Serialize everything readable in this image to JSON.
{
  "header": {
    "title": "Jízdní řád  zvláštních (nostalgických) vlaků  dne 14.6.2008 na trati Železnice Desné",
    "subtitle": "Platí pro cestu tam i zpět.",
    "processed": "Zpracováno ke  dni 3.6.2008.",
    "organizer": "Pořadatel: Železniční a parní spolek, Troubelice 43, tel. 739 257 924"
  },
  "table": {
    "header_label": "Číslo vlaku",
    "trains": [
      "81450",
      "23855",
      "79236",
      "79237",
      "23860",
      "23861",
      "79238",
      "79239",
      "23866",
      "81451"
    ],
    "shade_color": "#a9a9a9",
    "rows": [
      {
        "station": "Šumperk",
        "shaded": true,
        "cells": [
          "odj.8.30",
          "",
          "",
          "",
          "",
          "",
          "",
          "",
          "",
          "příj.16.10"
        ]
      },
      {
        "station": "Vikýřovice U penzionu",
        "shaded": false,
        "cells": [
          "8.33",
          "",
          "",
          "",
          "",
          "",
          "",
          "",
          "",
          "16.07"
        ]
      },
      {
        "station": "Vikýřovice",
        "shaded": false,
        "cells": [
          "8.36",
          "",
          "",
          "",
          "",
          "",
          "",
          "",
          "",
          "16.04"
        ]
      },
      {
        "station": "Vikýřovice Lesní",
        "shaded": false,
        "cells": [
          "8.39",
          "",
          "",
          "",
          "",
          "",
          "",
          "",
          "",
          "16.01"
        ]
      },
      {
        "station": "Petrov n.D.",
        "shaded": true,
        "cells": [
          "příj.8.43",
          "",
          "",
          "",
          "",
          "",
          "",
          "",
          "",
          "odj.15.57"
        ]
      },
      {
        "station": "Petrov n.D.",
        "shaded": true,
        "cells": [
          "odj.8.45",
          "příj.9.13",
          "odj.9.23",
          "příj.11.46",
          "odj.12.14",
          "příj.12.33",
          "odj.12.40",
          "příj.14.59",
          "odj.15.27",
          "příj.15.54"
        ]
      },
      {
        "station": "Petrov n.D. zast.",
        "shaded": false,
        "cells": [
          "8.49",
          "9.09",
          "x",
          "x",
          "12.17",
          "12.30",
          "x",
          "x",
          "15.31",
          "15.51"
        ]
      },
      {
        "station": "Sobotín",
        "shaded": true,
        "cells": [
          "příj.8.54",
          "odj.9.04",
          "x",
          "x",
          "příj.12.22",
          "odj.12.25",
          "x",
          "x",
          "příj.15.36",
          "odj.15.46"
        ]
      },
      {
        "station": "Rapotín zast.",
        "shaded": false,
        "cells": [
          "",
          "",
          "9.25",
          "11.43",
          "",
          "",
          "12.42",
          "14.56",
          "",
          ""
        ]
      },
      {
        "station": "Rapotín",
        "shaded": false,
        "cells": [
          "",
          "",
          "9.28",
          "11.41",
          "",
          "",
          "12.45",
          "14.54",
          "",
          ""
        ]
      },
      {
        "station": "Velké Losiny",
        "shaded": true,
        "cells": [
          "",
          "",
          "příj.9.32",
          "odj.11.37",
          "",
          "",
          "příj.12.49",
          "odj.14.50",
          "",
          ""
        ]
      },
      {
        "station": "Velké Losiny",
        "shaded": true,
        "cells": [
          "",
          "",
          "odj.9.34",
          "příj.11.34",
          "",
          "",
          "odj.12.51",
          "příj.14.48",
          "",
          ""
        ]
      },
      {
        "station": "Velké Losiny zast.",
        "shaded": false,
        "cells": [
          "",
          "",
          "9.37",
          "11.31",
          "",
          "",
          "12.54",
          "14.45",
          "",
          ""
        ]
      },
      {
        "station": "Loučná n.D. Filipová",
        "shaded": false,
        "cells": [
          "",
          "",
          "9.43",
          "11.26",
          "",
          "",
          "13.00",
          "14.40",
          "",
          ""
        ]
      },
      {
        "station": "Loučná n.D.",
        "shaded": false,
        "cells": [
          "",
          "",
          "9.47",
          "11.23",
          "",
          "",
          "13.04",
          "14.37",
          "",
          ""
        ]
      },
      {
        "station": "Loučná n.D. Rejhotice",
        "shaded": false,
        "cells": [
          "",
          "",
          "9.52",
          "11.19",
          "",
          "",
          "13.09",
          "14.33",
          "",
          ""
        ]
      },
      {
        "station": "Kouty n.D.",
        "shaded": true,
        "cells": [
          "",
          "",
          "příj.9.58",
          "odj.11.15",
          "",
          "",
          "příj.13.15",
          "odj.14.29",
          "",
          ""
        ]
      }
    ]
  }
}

## INSTRUCTION
Pick out every line of the listing containing the word "Vikýřovice", and show those lines.

## FINISHED ANSWER
        "station": "Vikýřovice U penzionu",
        "station": "Vikýřovice",
        "station": "Vikýřovice Lesní",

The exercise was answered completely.